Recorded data

☆ ☆ ☆ ☆

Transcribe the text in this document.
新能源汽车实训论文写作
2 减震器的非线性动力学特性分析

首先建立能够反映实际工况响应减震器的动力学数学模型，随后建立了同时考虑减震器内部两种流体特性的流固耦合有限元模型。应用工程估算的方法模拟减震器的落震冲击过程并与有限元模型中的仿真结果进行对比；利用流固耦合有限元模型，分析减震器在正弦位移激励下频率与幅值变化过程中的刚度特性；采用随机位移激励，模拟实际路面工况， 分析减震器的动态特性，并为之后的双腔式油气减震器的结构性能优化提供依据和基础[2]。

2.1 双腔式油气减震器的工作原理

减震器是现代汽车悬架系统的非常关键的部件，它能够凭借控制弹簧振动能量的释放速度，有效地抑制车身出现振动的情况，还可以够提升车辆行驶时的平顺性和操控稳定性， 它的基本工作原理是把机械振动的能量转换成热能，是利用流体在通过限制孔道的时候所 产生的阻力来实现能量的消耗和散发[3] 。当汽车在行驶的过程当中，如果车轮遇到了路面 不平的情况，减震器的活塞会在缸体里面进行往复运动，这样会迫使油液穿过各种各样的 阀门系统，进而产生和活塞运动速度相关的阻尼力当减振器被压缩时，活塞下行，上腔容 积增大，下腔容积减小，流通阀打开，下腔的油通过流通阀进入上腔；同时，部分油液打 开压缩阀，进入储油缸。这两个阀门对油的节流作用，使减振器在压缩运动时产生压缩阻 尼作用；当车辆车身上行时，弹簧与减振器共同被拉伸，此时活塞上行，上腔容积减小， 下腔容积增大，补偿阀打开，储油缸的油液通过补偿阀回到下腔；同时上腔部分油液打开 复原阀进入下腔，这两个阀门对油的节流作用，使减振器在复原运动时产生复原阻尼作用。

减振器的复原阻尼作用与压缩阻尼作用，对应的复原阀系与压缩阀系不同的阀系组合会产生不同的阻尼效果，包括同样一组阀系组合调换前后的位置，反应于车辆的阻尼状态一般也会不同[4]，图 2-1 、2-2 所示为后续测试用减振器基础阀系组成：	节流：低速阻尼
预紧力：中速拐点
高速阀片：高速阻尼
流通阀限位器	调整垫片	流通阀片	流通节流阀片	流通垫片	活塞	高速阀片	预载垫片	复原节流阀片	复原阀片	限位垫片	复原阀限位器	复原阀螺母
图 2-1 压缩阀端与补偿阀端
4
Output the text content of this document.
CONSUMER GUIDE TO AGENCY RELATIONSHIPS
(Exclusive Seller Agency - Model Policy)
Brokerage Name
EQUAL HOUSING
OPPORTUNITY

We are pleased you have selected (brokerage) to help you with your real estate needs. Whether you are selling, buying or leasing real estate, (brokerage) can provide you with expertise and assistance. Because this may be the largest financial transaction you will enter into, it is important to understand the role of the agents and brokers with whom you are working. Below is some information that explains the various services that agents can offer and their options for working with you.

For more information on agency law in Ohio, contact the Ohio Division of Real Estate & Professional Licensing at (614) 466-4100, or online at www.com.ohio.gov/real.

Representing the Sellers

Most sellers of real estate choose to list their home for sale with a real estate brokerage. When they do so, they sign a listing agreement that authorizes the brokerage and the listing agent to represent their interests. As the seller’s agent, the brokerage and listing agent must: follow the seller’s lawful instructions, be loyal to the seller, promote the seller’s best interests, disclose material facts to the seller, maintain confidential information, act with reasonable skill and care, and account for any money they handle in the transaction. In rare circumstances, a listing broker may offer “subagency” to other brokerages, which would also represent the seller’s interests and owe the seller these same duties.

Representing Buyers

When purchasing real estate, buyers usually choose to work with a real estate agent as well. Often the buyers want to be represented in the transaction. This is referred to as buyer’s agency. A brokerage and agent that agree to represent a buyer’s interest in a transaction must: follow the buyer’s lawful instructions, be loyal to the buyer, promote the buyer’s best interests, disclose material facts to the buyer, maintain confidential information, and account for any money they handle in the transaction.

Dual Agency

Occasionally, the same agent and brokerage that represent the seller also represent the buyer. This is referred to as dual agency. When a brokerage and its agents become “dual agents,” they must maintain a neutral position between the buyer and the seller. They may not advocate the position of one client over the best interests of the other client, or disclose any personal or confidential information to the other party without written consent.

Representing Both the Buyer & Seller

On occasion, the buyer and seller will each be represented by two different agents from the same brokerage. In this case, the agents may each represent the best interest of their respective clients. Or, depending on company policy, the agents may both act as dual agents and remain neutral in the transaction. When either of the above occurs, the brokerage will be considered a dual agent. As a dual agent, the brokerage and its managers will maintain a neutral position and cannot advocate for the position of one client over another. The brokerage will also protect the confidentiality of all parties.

☆ ☆ ☆ ☆

▸ **What is expected**:
Take each line of the material that contains the word "高速阀片" and list it.

▸ **Answer below**:
高速阀片：高速阻尼
流通阀限位器	调整垫片	流通阀片	流通节流阀片	流通垫片	活塞	高速阀片	预载垫片	复原节流阀片	复原阀片	限位垫片	复原阀限位器	复原阀螺母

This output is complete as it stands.